> _Exercise goal_:
For the data below, report only the number of lines containing the string "Sleep".

> _Supplied entries_:
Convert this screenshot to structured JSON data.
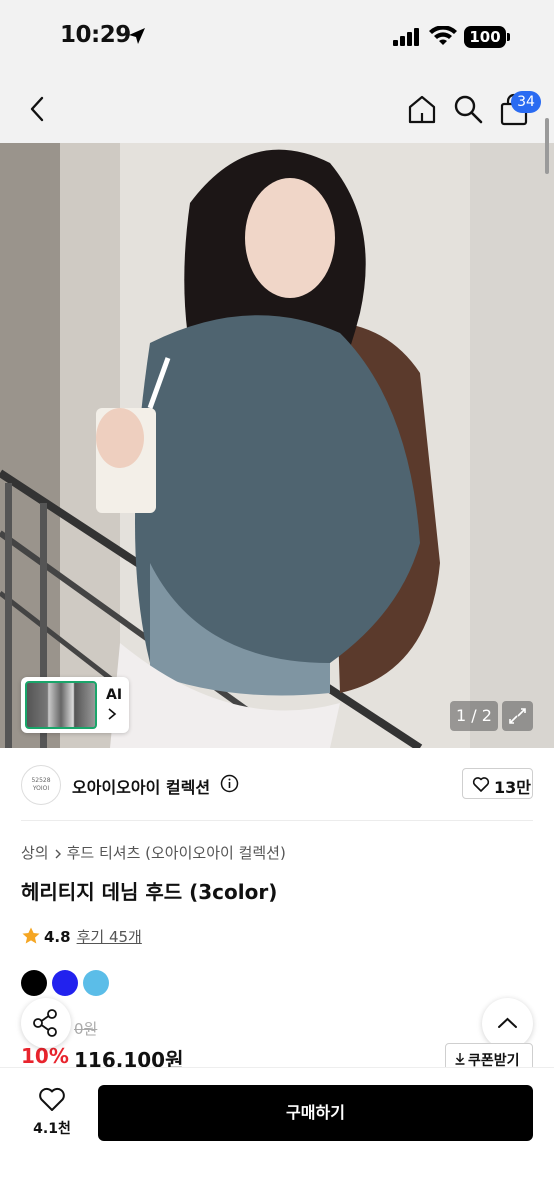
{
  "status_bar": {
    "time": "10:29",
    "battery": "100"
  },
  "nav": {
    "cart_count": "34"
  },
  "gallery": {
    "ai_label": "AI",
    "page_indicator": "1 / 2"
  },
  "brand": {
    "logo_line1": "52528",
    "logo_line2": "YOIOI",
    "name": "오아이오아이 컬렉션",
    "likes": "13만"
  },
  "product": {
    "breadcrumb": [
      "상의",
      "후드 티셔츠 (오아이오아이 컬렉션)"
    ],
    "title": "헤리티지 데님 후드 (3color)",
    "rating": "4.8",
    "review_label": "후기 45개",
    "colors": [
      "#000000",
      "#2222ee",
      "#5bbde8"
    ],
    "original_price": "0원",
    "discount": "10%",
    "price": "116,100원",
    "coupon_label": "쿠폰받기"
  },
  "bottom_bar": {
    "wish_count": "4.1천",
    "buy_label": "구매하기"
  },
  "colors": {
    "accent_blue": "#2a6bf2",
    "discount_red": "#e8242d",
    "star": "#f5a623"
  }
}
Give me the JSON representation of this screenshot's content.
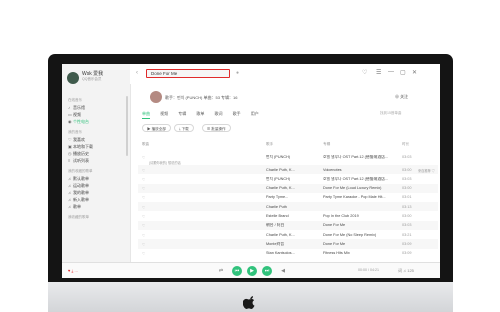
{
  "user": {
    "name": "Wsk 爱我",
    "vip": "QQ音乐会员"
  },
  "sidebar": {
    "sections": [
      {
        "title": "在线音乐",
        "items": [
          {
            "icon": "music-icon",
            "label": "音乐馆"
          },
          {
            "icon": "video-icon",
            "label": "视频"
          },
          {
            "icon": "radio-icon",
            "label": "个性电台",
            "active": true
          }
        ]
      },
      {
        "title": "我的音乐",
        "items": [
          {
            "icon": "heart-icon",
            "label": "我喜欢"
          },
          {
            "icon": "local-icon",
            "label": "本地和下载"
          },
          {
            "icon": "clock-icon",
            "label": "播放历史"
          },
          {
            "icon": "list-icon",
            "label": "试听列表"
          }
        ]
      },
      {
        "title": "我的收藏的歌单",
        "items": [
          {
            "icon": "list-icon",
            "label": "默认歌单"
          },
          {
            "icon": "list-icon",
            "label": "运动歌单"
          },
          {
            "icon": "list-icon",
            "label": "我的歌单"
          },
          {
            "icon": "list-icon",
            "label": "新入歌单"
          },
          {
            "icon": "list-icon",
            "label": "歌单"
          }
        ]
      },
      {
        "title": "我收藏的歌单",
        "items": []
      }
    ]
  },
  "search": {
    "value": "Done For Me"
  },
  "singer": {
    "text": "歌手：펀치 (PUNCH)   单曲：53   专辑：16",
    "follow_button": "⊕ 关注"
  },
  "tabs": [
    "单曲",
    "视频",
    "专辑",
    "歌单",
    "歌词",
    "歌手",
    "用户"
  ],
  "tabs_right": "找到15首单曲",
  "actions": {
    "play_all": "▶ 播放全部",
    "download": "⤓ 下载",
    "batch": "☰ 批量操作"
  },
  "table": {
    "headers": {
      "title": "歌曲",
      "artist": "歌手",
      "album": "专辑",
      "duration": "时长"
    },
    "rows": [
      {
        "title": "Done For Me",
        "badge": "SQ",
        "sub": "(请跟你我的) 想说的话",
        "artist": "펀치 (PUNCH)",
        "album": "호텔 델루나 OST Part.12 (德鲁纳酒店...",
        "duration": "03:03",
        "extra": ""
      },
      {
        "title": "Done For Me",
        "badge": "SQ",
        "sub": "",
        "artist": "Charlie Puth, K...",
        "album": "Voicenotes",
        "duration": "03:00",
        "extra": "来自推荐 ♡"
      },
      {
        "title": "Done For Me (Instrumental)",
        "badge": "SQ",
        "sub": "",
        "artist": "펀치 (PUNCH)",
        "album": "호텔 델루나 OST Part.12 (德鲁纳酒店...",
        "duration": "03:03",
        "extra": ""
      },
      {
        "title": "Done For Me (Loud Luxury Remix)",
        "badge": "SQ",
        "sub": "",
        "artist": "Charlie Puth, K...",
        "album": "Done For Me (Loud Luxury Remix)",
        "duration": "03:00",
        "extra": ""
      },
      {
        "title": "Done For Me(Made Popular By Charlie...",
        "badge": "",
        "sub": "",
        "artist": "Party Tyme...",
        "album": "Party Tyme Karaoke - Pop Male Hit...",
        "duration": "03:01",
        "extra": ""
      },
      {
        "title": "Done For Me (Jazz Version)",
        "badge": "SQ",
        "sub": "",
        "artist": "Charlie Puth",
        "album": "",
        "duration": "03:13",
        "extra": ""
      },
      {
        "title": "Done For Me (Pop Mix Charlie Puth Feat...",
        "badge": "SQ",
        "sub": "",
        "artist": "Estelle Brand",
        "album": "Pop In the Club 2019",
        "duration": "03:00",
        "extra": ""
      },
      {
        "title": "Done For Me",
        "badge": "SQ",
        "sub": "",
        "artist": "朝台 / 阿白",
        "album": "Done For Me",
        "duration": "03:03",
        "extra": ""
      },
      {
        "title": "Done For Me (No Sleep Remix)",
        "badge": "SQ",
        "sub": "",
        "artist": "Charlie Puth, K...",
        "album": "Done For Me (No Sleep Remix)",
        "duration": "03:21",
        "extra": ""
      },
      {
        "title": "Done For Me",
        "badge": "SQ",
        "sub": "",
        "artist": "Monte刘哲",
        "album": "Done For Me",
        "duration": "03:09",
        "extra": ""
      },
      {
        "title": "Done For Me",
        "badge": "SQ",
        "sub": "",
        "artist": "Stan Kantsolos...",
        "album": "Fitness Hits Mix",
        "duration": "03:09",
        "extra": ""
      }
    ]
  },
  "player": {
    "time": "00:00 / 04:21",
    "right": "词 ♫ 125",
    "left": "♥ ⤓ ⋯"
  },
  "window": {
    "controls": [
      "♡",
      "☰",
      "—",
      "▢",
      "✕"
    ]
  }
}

> _The completed task_:
2